| WHAT YOU SHOULD DO |
In the listing below, find every line with the string "this" and pull it out.

***** DATASET EXTRACT *****

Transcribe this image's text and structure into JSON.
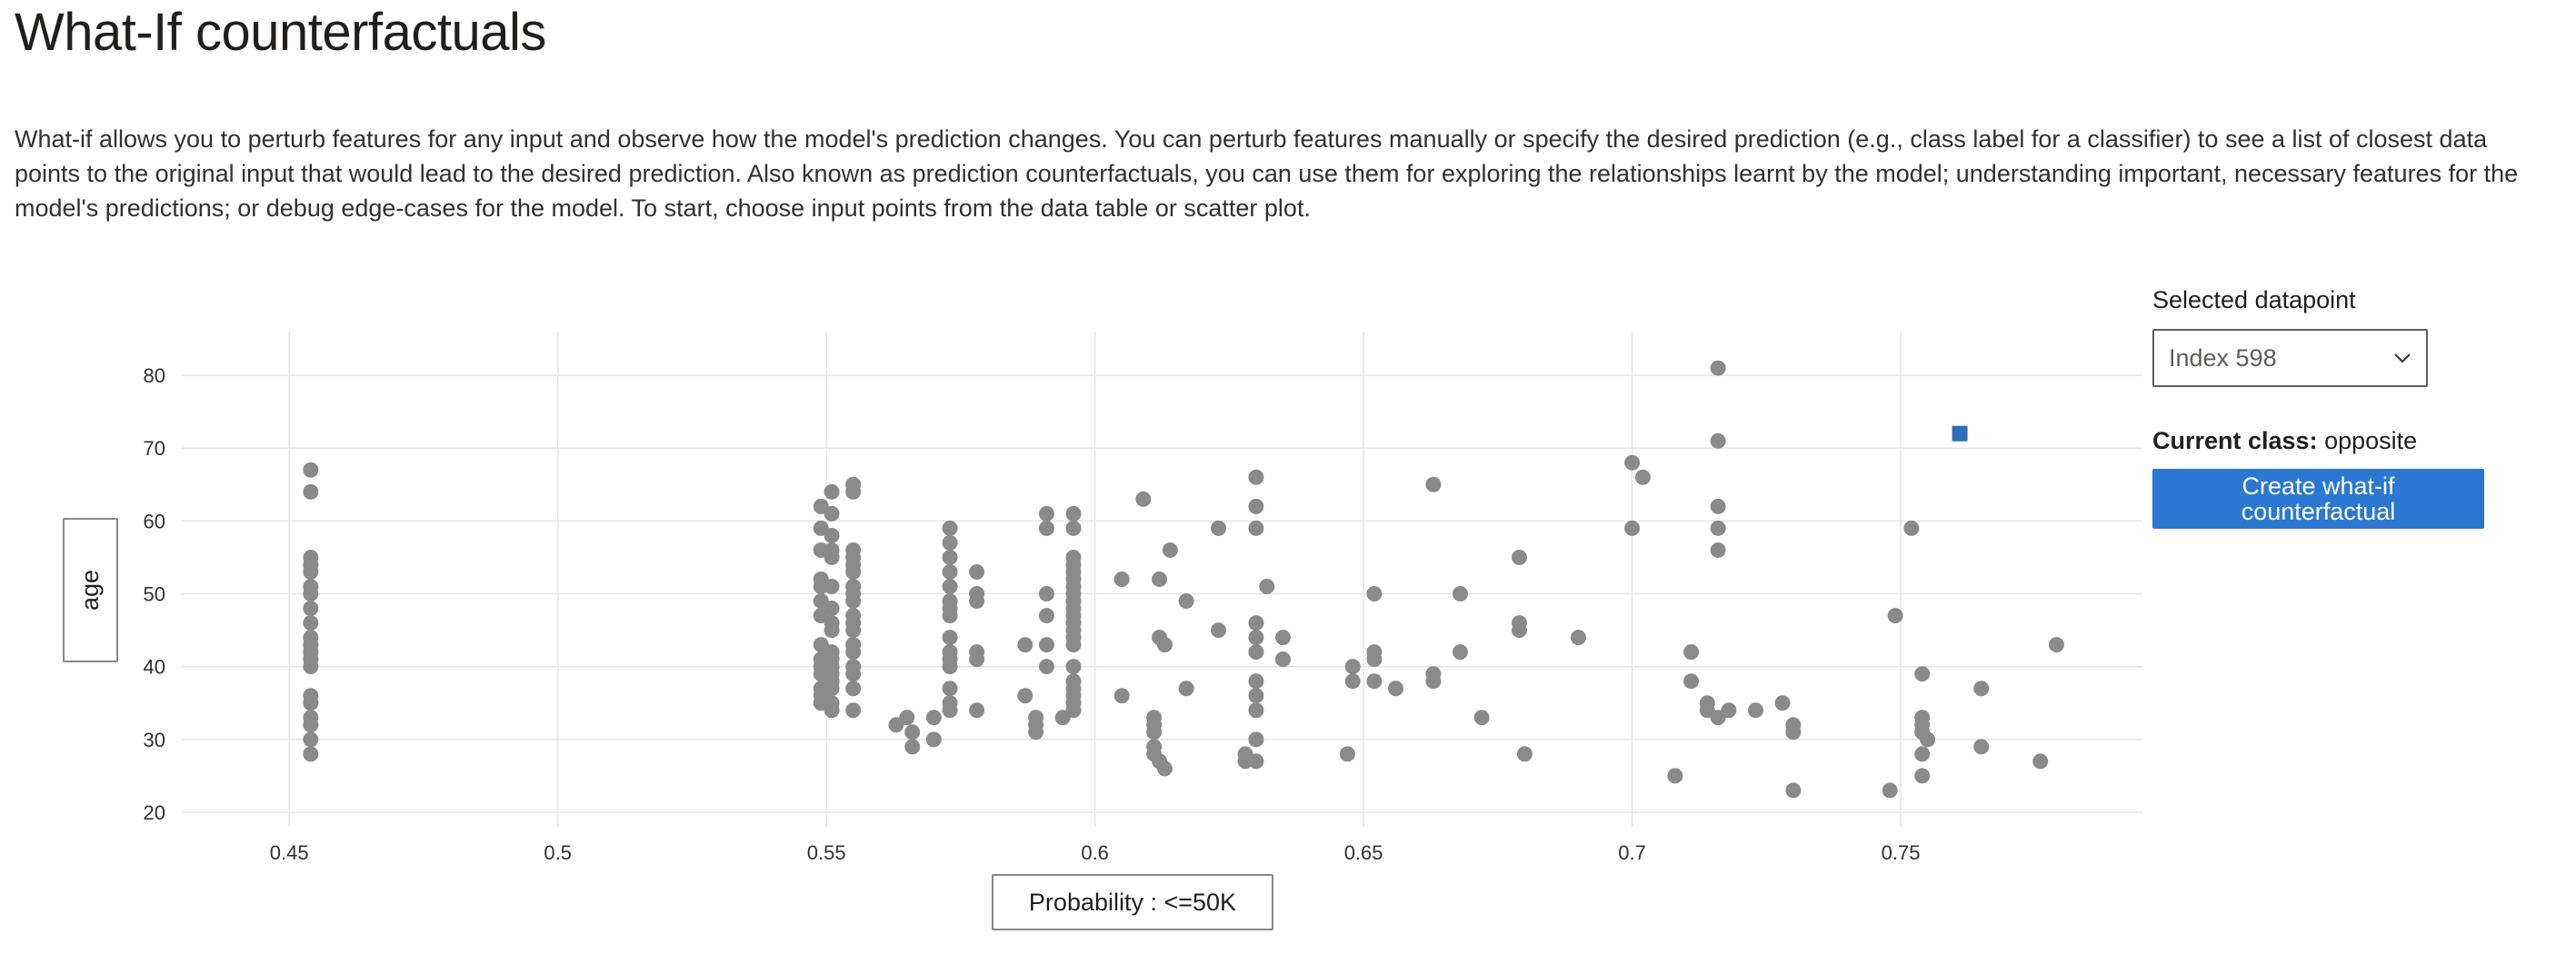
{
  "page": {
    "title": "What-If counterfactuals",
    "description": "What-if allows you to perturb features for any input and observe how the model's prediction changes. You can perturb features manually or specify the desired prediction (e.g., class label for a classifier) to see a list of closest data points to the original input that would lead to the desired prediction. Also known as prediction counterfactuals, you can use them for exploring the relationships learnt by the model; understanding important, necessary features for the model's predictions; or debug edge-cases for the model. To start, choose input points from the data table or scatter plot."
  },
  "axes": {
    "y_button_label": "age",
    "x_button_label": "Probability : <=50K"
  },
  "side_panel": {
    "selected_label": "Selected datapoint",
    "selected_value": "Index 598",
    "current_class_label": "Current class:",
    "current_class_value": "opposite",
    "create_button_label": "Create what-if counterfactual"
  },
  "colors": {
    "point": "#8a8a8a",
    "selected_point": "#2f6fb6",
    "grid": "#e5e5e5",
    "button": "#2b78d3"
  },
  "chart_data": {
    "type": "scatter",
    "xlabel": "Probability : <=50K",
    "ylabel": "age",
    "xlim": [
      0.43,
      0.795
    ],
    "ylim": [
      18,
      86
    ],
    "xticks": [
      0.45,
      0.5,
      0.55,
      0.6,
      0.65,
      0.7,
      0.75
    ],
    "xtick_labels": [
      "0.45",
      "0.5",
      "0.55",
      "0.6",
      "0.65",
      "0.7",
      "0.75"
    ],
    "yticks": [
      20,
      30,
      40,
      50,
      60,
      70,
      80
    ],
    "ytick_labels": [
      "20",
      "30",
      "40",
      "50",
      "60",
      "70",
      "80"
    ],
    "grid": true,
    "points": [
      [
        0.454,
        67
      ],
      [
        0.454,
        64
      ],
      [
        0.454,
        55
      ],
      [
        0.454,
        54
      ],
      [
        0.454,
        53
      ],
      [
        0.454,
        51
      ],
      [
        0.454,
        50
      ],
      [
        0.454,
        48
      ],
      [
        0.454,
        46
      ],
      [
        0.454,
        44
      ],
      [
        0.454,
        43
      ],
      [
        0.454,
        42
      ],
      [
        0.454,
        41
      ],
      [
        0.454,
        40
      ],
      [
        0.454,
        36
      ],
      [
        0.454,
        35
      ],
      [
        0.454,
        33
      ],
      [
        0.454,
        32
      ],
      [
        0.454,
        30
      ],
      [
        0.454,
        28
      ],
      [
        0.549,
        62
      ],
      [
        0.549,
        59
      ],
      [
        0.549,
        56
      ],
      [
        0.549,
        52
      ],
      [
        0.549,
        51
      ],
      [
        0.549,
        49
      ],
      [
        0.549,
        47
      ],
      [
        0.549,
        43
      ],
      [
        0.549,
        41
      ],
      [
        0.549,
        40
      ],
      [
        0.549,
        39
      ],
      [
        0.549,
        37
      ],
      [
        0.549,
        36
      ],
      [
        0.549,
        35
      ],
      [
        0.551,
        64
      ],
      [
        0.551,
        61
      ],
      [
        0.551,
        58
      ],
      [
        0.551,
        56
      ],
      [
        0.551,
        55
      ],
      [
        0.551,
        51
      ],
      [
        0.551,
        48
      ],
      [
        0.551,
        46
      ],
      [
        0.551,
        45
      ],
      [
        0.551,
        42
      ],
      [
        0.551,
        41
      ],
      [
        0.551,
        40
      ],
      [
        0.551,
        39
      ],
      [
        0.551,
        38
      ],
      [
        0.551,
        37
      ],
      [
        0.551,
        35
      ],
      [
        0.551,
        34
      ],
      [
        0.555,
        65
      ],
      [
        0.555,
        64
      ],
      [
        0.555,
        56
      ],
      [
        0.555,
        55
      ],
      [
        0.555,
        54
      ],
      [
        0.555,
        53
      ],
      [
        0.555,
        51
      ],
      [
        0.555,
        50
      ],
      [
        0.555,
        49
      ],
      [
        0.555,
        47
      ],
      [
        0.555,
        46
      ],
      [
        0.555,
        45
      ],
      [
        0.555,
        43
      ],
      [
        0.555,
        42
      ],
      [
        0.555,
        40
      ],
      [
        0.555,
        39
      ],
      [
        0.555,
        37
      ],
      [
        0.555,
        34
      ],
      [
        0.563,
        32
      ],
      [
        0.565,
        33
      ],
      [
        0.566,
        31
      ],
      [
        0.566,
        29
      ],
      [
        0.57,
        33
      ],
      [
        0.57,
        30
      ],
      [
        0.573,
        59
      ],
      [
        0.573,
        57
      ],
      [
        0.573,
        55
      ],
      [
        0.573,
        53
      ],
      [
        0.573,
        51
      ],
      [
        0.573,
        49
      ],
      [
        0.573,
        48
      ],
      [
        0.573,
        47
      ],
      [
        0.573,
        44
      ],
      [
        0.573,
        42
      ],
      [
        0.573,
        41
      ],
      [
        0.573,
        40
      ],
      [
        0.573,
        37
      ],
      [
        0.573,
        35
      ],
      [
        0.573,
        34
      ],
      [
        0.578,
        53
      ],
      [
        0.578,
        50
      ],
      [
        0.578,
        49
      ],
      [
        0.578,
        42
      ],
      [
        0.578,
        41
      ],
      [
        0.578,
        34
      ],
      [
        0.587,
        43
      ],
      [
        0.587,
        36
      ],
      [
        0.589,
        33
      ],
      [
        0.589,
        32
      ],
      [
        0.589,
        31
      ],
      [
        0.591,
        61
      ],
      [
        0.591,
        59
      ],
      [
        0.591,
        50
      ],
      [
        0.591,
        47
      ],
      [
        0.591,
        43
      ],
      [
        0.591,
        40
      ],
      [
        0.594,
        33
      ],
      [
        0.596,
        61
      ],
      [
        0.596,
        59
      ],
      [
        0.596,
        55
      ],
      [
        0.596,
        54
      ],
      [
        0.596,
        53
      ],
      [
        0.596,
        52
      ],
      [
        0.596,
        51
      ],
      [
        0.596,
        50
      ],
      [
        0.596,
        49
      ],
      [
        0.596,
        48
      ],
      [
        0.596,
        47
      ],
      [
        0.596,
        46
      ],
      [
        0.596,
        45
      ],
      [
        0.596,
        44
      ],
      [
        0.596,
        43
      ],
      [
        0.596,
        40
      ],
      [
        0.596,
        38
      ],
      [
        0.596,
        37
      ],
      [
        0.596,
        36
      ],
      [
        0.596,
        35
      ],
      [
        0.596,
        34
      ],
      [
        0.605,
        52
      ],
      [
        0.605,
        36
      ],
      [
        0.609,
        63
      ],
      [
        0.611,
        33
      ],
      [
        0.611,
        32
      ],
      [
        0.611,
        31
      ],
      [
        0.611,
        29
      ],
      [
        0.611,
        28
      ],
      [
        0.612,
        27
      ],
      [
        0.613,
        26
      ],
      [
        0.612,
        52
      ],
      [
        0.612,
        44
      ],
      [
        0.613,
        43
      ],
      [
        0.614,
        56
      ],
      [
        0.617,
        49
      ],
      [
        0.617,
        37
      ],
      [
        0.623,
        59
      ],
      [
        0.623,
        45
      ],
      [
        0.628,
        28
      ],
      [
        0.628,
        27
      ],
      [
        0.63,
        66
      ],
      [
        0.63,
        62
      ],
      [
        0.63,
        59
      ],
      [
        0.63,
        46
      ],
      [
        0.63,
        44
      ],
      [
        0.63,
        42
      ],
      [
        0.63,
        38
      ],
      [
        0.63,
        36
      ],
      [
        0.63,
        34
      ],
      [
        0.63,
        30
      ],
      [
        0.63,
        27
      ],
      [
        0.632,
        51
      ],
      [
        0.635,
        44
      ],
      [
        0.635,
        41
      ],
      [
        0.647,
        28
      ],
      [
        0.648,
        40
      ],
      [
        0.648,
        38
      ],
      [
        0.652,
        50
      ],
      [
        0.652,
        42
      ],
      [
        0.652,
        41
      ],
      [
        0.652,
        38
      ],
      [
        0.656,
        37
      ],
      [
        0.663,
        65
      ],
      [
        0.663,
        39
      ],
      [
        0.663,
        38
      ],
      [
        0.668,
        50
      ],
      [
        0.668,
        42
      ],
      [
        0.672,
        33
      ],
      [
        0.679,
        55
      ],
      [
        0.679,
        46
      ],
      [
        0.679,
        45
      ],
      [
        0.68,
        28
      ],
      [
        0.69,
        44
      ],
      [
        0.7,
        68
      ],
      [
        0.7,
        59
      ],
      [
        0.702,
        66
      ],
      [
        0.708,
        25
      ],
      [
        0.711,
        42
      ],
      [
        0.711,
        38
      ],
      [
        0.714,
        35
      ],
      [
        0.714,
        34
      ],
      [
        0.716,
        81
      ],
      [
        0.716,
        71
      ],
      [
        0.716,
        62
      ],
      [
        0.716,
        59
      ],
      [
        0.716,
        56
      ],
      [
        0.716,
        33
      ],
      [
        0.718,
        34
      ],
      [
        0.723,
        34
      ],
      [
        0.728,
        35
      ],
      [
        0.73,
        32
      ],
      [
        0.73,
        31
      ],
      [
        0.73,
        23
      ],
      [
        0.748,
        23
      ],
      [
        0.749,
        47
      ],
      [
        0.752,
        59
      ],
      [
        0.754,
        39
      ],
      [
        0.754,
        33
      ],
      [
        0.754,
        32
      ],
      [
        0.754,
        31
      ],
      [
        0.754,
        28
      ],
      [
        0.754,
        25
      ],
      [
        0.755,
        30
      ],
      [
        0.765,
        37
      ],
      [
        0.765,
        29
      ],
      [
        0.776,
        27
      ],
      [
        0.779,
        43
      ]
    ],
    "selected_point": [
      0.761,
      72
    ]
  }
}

*****
***** DATASET EXTRACT *****

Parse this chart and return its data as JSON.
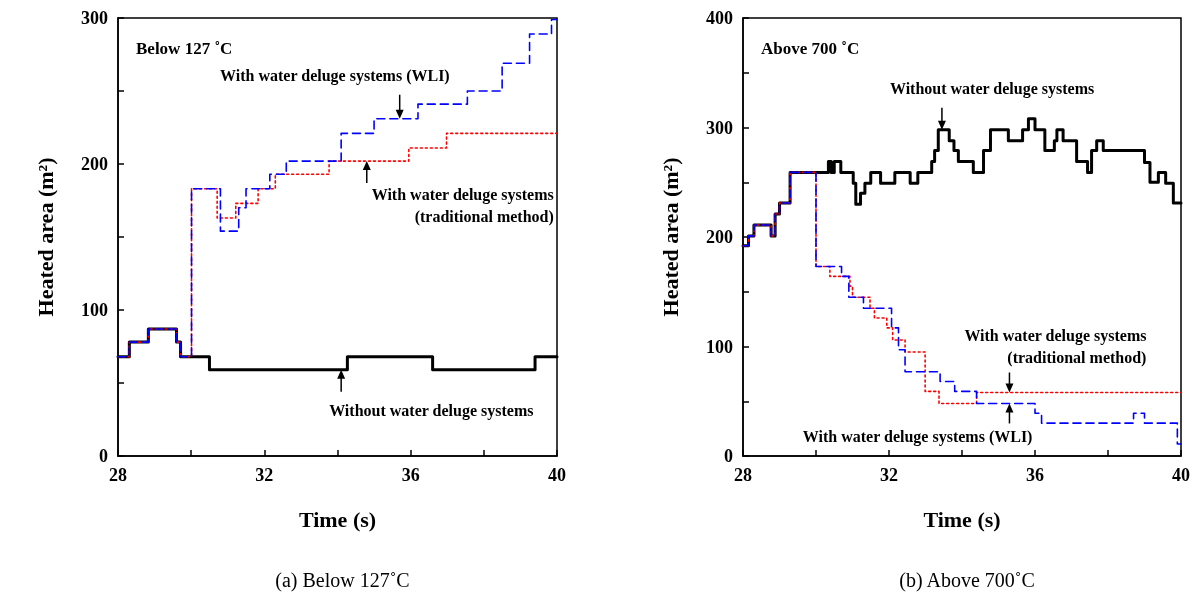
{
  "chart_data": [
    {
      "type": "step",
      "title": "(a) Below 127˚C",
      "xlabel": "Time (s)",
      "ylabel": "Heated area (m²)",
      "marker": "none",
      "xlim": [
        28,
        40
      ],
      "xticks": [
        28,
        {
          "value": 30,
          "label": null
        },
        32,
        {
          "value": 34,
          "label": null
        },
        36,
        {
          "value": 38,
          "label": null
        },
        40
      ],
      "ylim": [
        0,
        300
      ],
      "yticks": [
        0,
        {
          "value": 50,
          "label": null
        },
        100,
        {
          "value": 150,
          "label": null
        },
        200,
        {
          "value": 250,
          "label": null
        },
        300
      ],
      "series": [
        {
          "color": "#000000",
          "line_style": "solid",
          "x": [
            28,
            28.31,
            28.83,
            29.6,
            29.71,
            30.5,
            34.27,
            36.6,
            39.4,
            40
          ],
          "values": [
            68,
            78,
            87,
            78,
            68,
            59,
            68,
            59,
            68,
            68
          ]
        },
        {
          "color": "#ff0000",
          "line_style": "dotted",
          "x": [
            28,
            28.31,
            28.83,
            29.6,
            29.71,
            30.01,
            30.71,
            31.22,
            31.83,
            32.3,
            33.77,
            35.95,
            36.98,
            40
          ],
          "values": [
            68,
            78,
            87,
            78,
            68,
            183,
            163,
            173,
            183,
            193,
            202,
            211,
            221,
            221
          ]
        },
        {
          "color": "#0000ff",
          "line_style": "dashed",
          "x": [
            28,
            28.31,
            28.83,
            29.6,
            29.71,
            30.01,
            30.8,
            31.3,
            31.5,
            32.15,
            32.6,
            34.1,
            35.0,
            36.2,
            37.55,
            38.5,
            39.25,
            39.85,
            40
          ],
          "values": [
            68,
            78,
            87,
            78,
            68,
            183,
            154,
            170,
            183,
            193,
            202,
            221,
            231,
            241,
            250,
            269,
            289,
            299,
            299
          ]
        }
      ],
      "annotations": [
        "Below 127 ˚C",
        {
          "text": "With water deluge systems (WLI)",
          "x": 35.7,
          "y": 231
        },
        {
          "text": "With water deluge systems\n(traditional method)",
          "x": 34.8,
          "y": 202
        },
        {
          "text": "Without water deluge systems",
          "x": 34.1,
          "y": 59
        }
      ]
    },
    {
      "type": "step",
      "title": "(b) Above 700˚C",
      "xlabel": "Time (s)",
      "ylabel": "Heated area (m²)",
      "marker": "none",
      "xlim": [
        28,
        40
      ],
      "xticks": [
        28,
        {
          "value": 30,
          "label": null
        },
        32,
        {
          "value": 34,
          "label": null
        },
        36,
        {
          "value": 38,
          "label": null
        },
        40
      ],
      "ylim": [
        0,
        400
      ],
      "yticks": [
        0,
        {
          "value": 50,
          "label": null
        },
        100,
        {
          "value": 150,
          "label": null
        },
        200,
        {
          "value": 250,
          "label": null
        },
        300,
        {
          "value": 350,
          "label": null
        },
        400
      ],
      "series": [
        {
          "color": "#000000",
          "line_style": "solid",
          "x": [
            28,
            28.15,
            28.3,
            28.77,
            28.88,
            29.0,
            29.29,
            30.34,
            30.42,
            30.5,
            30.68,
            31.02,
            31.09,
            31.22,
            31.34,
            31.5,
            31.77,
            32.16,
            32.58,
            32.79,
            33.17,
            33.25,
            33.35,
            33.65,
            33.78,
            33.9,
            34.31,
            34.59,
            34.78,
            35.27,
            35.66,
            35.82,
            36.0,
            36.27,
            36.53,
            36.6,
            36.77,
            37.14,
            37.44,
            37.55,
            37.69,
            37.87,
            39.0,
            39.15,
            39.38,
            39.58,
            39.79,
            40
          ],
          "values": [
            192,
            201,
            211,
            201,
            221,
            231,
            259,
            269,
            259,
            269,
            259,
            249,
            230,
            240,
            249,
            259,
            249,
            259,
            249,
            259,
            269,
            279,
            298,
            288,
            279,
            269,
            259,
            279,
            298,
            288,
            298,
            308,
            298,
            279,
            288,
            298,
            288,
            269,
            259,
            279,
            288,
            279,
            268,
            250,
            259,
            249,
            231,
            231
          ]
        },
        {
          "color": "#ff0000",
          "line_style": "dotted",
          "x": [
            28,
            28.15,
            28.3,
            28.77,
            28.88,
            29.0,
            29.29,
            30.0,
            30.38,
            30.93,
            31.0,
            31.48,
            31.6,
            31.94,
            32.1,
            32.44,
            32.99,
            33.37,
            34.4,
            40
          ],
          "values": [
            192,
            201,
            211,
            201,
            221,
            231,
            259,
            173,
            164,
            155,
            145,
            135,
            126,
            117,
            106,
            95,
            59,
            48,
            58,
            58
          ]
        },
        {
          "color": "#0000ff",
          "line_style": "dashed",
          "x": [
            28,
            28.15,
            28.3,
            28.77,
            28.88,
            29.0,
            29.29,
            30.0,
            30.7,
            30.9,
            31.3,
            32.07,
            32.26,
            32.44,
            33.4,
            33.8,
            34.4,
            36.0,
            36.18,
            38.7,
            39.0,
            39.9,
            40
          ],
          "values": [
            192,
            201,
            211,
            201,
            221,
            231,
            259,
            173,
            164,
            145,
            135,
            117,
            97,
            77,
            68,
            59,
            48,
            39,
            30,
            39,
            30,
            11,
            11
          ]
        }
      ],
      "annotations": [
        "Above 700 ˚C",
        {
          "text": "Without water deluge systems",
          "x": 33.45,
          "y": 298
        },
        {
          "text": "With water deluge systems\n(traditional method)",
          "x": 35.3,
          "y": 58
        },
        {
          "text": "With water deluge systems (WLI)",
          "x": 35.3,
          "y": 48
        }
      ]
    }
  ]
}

*****

| WORKED ANSWER |
Transcribe this image's text and structure into JSON.
Parse this chart and return its data as JSON.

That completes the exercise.